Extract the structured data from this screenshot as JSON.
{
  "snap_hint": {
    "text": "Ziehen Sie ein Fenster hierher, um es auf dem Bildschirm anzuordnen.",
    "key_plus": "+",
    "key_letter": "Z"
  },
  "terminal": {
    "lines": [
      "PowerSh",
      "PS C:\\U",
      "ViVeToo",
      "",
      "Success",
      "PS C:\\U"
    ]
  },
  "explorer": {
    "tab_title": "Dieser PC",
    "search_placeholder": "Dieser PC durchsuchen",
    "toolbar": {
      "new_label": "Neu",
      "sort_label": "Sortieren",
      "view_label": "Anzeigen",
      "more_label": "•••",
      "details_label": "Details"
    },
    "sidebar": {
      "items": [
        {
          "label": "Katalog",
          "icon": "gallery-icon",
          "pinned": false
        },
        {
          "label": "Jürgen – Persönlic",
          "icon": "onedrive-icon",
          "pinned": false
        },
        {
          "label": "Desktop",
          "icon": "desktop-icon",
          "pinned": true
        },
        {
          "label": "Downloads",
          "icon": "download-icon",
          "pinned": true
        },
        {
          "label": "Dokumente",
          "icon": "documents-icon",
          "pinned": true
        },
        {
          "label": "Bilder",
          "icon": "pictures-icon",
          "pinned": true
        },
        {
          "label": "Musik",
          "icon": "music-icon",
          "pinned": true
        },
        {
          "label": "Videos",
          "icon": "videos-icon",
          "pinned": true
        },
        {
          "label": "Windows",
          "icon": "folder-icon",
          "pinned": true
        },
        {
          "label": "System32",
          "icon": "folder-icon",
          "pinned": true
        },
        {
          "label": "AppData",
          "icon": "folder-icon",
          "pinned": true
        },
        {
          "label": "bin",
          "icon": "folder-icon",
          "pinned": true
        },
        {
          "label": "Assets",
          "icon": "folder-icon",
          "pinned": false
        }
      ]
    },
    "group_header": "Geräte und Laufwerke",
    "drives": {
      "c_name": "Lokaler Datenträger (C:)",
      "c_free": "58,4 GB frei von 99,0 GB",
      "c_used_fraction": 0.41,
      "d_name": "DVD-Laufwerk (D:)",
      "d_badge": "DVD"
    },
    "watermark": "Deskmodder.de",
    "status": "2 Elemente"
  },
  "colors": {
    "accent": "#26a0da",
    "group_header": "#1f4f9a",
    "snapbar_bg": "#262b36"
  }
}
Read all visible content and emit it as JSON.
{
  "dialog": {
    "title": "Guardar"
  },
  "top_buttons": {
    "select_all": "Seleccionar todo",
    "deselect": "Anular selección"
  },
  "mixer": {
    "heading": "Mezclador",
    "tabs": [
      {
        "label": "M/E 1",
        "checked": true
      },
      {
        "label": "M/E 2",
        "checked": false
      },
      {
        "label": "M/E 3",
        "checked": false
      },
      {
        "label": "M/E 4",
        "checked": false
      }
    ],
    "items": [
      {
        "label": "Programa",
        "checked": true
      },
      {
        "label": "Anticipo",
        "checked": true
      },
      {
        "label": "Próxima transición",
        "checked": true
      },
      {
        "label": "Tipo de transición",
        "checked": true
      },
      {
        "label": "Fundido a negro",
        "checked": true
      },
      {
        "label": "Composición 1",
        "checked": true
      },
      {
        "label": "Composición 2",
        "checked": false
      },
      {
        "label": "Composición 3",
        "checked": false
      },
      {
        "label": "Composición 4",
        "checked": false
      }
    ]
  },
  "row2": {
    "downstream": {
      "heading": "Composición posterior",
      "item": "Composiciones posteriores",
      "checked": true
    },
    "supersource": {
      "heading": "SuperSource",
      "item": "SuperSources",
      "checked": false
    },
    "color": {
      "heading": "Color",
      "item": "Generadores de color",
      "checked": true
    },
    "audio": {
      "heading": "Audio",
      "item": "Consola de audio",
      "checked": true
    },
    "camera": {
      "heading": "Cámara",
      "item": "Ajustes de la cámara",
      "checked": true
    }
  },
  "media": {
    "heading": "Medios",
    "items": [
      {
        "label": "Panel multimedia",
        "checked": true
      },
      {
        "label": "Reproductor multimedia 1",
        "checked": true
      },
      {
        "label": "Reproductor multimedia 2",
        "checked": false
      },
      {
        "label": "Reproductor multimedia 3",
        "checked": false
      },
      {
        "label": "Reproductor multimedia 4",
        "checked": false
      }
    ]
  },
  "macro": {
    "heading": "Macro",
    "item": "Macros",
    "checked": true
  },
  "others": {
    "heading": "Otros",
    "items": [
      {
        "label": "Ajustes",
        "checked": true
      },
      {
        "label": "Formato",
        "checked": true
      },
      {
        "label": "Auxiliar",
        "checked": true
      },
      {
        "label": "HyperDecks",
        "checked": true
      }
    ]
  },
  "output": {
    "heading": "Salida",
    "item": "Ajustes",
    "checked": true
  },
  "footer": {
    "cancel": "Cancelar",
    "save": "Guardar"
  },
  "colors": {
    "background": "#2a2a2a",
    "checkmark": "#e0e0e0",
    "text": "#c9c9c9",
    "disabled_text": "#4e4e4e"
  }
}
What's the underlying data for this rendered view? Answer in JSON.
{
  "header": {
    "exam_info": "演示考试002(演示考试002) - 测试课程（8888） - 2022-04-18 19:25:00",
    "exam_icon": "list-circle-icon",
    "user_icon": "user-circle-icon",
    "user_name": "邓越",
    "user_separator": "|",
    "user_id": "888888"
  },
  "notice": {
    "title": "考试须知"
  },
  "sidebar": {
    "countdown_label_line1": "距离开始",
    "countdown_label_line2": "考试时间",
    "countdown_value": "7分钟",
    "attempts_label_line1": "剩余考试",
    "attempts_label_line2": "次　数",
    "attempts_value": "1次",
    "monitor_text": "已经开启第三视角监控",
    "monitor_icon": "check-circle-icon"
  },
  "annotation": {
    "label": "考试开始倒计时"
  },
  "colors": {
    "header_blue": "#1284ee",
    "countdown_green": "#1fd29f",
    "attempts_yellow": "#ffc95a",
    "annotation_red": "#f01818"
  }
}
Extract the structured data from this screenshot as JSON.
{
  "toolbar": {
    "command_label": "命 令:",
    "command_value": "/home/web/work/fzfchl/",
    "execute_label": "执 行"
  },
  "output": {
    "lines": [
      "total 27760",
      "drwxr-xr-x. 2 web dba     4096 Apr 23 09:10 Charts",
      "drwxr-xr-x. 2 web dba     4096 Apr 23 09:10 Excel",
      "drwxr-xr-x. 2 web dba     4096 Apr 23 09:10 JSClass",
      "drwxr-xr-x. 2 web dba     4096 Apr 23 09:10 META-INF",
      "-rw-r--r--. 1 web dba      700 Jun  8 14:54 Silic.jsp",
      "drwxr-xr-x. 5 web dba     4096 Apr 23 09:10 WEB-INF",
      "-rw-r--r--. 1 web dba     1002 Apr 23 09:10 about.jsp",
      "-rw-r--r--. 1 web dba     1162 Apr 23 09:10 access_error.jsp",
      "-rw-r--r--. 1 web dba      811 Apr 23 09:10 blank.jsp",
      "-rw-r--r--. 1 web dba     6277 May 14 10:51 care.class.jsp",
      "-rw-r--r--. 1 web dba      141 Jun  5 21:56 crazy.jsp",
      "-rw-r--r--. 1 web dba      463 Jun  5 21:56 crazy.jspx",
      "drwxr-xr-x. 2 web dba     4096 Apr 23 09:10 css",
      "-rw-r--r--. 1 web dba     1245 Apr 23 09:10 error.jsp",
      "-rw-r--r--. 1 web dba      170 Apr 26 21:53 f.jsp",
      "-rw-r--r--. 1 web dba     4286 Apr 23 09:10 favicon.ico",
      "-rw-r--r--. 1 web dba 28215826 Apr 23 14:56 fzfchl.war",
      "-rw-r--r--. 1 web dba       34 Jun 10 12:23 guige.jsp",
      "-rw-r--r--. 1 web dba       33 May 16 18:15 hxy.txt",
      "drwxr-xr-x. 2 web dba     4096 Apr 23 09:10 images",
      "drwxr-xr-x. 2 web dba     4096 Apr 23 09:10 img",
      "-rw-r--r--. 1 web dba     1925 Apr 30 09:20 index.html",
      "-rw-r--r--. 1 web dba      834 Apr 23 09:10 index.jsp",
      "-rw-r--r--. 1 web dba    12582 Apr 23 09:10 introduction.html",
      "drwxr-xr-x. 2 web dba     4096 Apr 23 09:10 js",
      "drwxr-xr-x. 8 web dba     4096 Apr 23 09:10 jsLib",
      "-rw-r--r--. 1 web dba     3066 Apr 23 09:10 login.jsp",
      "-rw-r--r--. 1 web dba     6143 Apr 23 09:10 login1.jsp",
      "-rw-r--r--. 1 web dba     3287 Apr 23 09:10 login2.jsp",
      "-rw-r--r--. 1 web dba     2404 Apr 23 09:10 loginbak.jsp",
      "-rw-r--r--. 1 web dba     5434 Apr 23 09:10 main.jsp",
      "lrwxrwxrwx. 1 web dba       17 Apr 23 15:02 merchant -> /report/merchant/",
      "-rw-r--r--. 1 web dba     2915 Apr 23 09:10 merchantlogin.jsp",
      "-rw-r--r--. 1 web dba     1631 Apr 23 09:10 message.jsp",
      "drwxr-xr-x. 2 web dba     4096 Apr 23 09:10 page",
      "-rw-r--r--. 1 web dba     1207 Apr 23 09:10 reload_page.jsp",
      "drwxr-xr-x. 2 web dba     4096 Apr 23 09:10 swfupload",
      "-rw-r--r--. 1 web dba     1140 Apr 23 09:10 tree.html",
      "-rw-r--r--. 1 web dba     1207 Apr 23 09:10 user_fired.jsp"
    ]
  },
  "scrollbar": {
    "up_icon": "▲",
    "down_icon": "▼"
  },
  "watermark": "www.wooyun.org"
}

────────────────────────────────────────

--- WRITTEN INSTRUCTION ---
Look through the entries above; copy each line where the string "transición" appears.

--- THE RESPONSE ---
        "label": "Próxima transición",
        "label": "Tipo de transición",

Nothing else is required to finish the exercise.